>> start Data for this exercise

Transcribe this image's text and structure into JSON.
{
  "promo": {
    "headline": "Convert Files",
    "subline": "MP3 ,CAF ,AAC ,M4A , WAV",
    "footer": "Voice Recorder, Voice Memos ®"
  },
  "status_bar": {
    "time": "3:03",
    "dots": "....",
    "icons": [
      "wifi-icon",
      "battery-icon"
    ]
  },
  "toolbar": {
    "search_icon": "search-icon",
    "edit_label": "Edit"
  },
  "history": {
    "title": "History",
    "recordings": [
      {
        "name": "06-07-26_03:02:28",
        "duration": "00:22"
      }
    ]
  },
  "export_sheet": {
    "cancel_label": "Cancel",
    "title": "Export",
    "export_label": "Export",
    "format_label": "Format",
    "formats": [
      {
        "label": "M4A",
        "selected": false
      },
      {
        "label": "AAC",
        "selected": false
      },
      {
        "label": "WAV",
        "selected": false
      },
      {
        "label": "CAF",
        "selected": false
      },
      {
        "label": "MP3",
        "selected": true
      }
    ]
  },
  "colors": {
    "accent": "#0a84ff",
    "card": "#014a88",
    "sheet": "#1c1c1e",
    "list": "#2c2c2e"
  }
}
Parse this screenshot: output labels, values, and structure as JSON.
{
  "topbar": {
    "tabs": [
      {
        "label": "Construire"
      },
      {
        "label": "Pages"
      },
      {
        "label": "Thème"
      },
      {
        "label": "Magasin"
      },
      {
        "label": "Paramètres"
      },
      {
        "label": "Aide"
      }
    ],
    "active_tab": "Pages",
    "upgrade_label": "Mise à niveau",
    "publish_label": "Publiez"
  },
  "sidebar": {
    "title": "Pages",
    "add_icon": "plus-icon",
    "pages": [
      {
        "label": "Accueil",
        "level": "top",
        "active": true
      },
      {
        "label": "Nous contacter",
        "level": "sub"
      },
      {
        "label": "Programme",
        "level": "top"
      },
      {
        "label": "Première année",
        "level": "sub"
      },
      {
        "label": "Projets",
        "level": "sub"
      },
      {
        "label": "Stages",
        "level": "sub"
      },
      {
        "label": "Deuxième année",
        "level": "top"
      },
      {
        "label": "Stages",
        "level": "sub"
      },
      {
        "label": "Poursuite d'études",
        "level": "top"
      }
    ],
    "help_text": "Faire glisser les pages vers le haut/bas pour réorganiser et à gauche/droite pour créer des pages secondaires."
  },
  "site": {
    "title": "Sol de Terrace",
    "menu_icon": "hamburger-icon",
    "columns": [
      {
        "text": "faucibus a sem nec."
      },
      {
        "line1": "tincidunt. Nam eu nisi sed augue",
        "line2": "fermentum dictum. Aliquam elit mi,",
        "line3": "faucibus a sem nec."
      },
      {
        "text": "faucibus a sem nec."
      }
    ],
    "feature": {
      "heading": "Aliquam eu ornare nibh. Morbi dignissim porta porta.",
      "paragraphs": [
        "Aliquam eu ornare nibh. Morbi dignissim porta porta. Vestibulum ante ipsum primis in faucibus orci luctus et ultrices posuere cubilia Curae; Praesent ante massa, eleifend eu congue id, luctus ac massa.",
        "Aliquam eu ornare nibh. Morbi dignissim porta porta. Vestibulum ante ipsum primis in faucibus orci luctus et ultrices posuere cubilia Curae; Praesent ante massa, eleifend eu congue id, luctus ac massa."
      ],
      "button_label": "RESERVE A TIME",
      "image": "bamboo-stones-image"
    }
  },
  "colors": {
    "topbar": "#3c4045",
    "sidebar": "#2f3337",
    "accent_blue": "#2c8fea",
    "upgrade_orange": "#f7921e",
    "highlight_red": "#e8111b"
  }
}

>> end Data for this exercise

Among the lines of the material, find those that hold the word "congue" and copy them.

• Complete answer
        "Aliquam eu ornare nibh. Morbi dignissim porta porta. Vestibulum ante ipsum primis in faucibus orci luctus et ultrices posuere cubilia Curae; Praesent ante massa, eleifend eu congue id, luctus ac massa.",
        "Aliquam eu ornare nibh. Morbi dignissim porta porta. Vestibulum ante ipsum primis in faucibus orci luctus et ultrices posuere cubilia Curae; Praesent ante massa, eleifend eu congue id, luctus ac massa."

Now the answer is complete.